_TASK DESCRIPTION_.
Omit the pictures and return every entry exactly as written.

_DATA PROVIDED_.
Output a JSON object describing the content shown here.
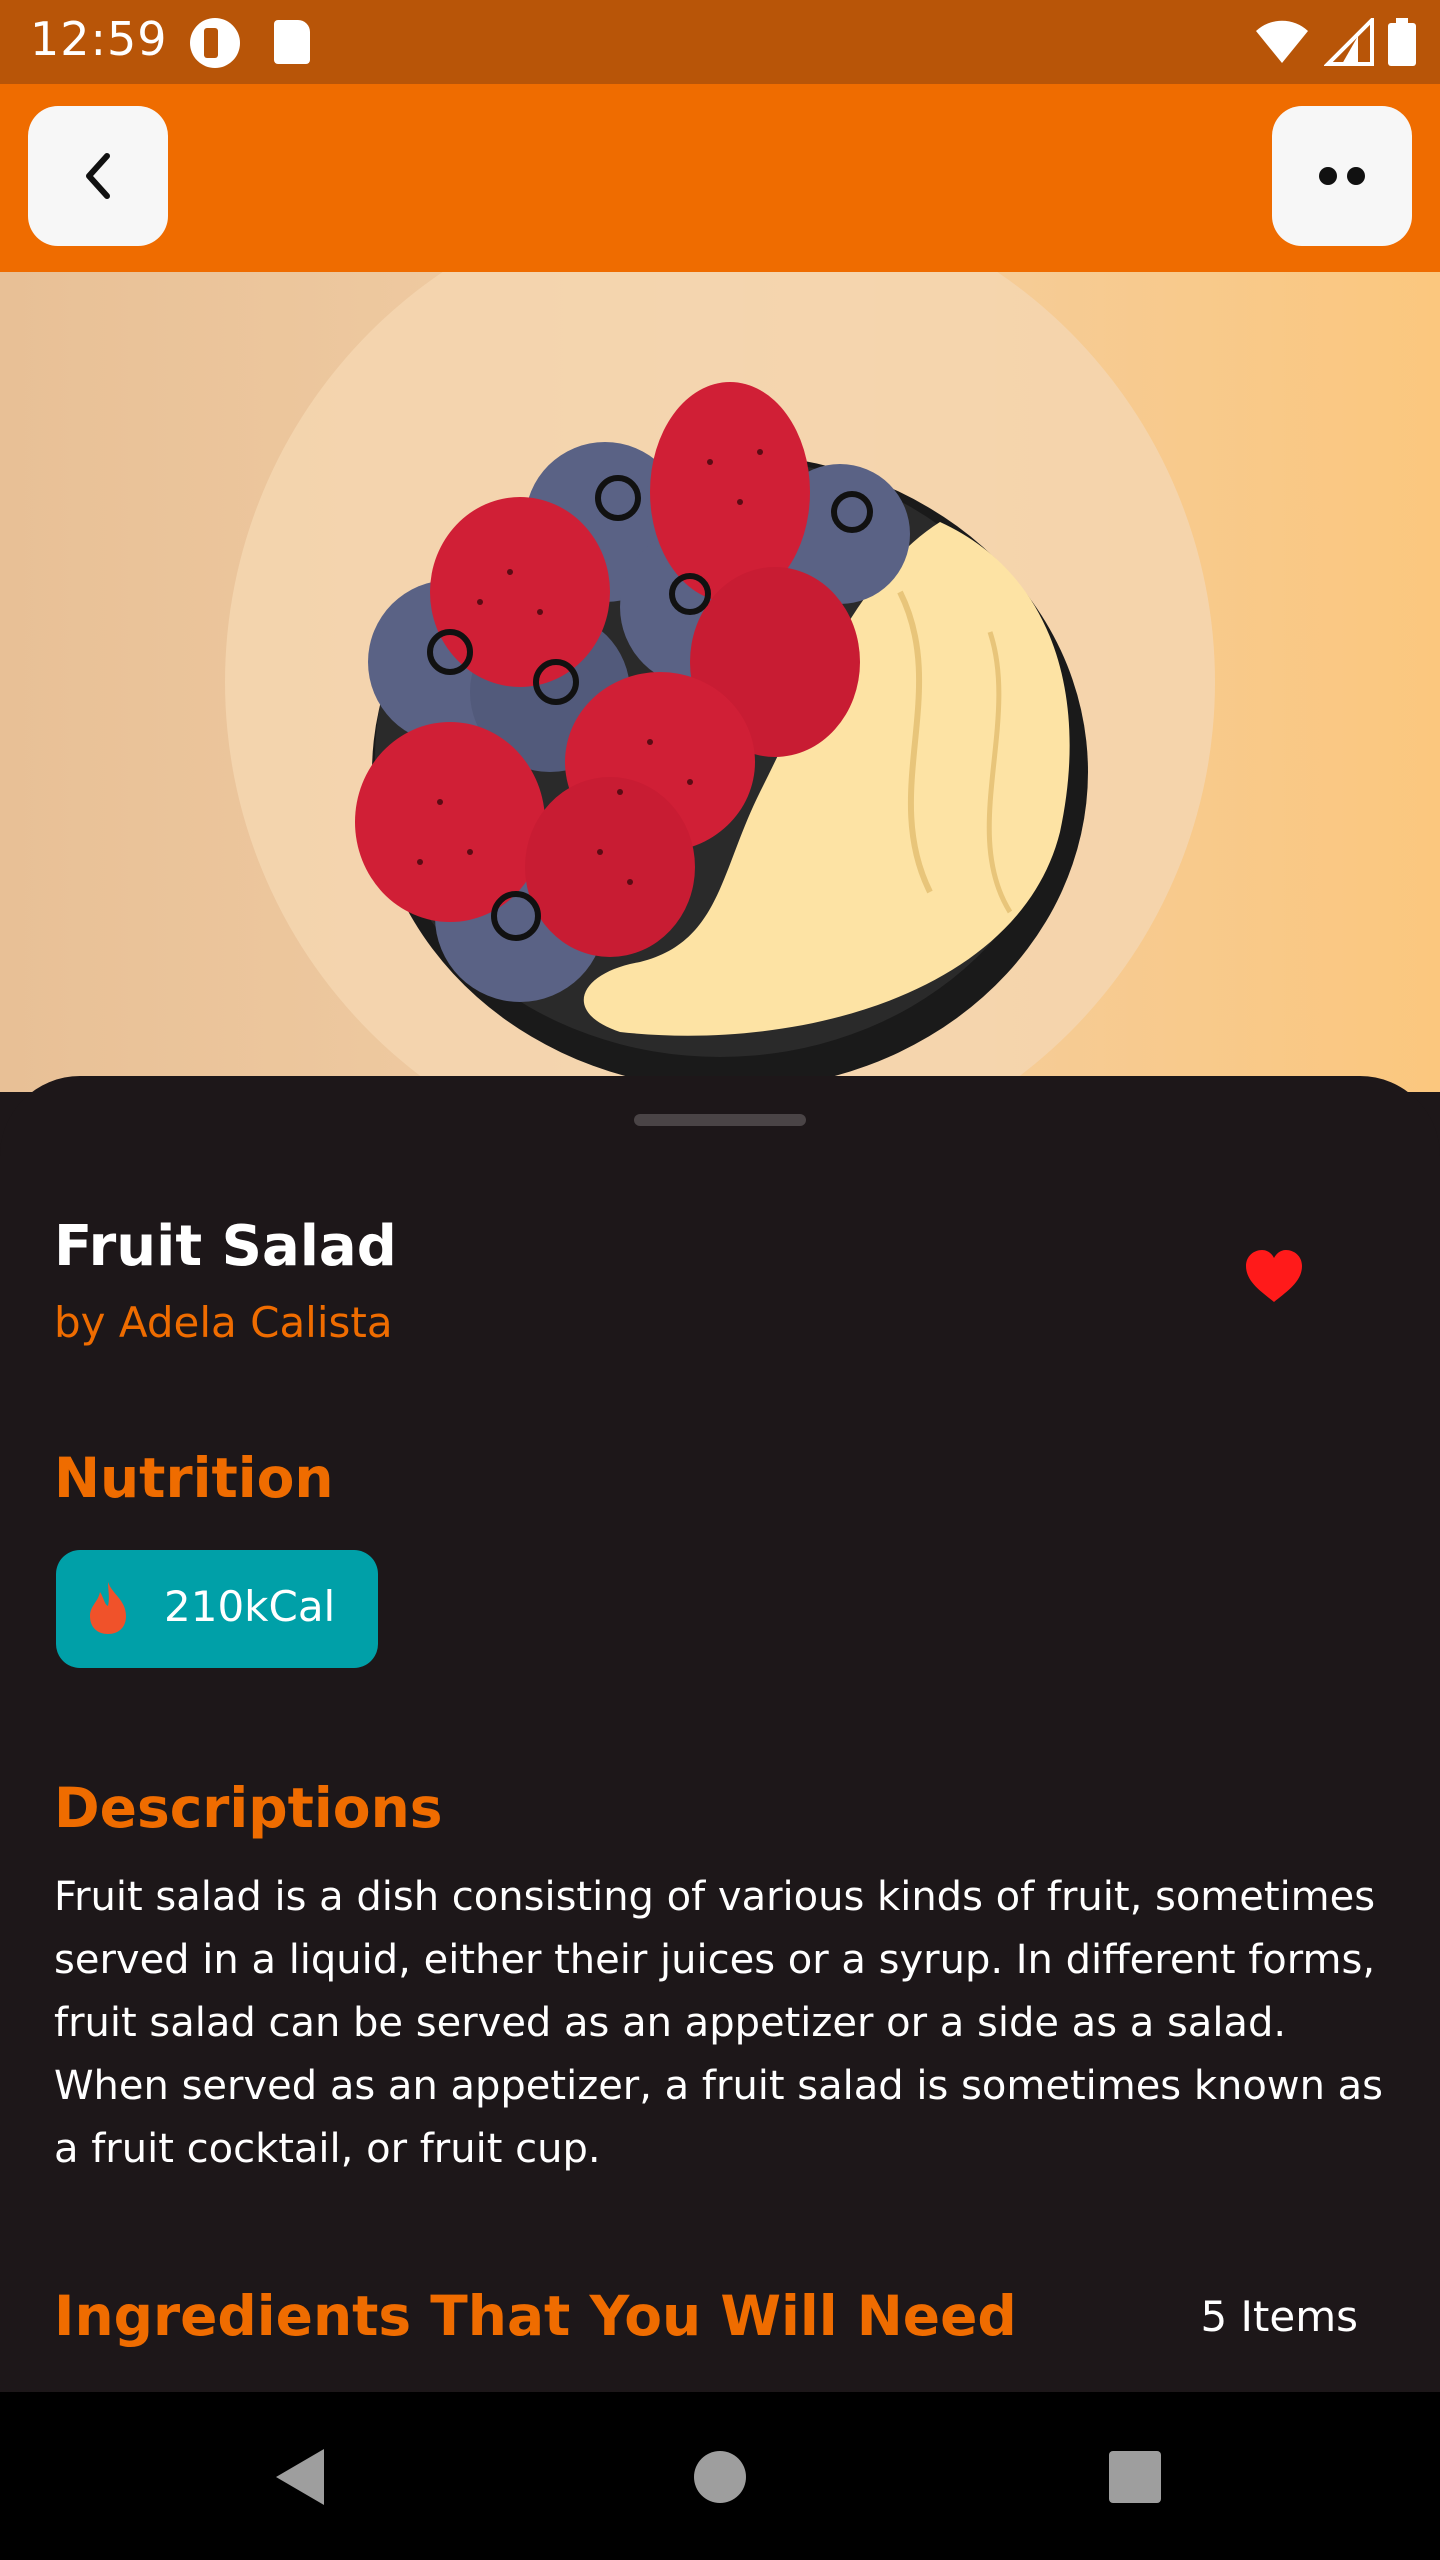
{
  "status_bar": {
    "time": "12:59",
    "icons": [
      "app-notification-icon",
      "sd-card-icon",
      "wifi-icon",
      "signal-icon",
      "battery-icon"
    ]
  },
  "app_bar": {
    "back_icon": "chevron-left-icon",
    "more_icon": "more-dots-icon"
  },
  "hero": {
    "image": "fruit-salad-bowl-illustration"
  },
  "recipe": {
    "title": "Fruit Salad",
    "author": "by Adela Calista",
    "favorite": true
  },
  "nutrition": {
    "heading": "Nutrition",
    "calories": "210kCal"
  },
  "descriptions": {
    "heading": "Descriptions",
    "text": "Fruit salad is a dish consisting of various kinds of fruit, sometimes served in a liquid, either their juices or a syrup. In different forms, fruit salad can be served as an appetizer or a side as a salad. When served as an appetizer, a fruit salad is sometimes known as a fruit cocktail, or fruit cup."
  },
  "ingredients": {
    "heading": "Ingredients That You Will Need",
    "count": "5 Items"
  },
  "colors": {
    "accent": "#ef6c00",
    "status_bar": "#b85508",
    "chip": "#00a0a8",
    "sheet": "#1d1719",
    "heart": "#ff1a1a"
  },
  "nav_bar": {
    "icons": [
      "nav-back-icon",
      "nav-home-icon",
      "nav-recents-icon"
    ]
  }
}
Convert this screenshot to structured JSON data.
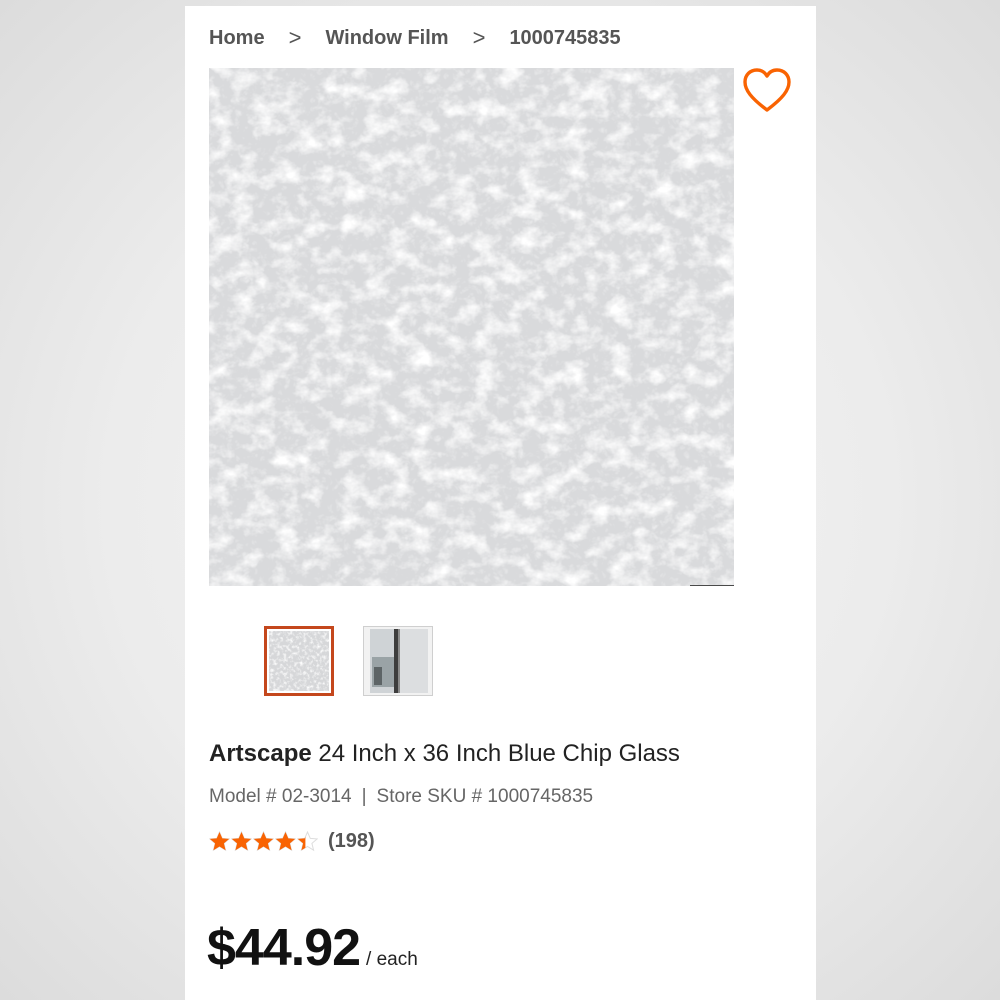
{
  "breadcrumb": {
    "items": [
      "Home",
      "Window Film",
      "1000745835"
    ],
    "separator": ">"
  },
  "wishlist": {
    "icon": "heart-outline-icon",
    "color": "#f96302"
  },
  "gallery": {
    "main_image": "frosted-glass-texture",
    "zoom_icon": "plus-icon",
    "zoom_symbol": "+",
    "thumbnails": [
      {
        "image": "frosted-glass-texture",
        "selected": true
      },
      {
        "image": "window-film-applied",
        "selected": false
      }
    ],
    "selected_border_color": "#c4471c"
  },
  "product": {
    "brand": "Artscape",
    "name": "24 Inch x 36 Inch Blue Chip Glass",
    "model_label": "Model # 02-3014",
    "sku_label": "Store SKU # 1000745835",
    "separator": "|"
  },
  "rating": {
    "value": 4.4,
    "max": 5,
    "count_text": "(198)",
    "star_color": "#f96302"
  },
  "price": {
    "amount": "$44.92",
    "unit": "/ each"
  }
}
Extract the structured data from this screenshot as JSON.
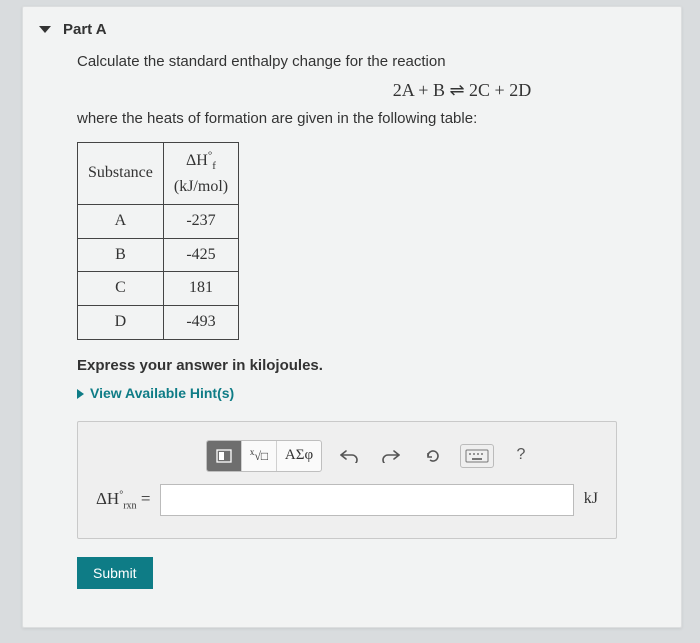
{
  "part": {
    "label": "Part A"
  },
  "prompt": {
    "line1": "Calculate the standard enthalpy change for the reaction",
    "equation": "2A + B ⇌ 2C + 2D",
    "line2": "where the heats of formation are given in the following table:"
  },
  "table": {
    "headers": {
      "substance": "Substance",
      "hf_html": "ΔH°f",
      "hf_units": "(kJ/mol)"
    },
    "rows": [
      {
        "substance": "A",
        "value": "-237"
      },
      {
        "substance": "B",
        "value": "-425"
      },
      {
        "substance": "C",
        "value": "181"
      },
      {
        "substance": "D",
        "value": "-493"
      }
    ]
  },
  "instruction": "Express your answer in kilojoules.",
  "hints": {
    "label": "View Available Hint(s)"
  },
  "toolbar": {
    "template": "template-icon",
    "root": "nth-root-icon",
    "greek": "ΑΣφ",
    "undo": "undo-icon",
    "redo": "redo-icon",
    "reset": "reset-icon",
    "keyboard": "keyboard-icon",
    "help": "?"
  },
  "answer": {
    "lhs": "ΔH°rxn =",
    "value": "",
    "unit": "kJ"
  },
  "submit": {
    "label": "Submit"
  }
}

_EXERCISE ANSWER_.
Output a JSON object describing the content shown here.
{
  "status_bar": {
    "time": "12:59",
    "icons": [
      "app-notification-icon",
      "sd-card-icon",
      "wifi-icon",
      "signal-icon",
      "battery-icon"
    ]
  },
  "app_bar": {
    "back_icon": "chevron-left-icon",
    "more_icon": "more-dots-icon"
  },
  "hero": {
    "image": "fruit-salad-bowl-illustration"
  },
  "recipe": {
    "title": "Fruit Salad",
    "author": "by Adela Calista",
    "favorite": true
  },
  "nutrition": {
    "heading": "Nutrition",
    "calories": "210kCal"
  },
  "descriptions": {
    "heading": "Descriptions",
    "text": "Fruit salad is a dish consisting of various kinds of fruit, sometimes served in a liquid, either their juices or a syrup. In different forms, fruit salad can be served as an appetizer or a side as a salad. When served as an appetizer, a fruit salad is sometimes known as a fruit cocktail, or fruit cup."
  },
  "ingredients": {
    "heading": "Ingredients That You Will Need",
    "count": "5 Items"
  },
  "colors": {
    "accent": "#ef6c00",
    "status_bar": "#b85508",
    "chip": "#00a0a8",
    "sheet": "#1d1719",
    "heart": "#ff1a1a"
  },
  "nav_bar": {
    "icons": [
      "nav-back-icon",
      "nav-home-icon",
      "nav-recents-icon"
    ]
  }
}
Convert this screenshot to structured JSON data.
{
  "breadcrumb": {
    "items": [
      "Home",
      "Window Film",
      "1000745835"
    ],
    "separator": ">"
  },
  "wishlist": {
    "icon": "heart-outline-icon",
    "color": "#f96302"
  },
  "gallery": {
    "main_image": "frosted-glass-texture",
    "zoom_icon": "plus-icon",
    "zoom_symbol": "+",
    "thumbnails": [
      {
        "image": "frosted-glass-texture",
        "selected": true
      },
      {
        "image": "window-film-applied",
        "selected": false
      }
    ],
    "selected_border_color": "#c4471c"
  },
  "product": {
    "brand": "Artscape",
    "name": "24 Inch x 36 Inch Blue Chip Glass",
    "model_label": "Model # 02-3014",
    "sku_label": "Store SKU # 1000745835",
    "separator": "|"
  },
  "rating": {
    "value": 4.4,
    "max": 5,
    "count_text": "(198)",
    "star_color": "#f96302"
  },
  "price": {
    "amount": "$44.92",
    "unit": "/ each"
  }
}
Extract the structured data from this screenshot as JSON.
{
  "part": {
    "label": "Part A"
  },
  "prompt": {
    "line1": "Calculate the standard enthalpy change for the reaction",
    "equation": "2A + B ⇌ 2C + 2D",
    "line2": "where the heats of formation are given in the following table:"
  },
  "table": {
    "headers": {
      "substance": "Substance",
      "hf_html": "ΔH°f",
      "hf_units": "(kJ/mol)"
    },
    "rows": [
      {
        "substance": "A",
        "value": "-237"
      },
      {
        "substance": "B",
        "value": "-425"
      },
      {
        "substance": "C",
        "value": "181"
      },
      {
        "substance": "D",
        "value": "-493"
      }
    ]
  },
  "instruction": "Express your answer in kilojoules.",
  "hints": {
    "label": "View Available Hint(s)"
  },
  "toolbar": {
    "template": "template-icon",
    "root": "nth-root-icon",
    "greek": "ΑΣφ",
    "undo": "undo-icon",
    "redo": "redo-icon",
    "reset": "reset-icon",
    "keyboard": "keyboard-icon",
    "help": "?"
  },
  "answer": {
    "lhs": "ΔH°rxn =",
    "value": "",
    "unit": "kJ"
  },
  "submit": {
    "label": "Submit"
  }
}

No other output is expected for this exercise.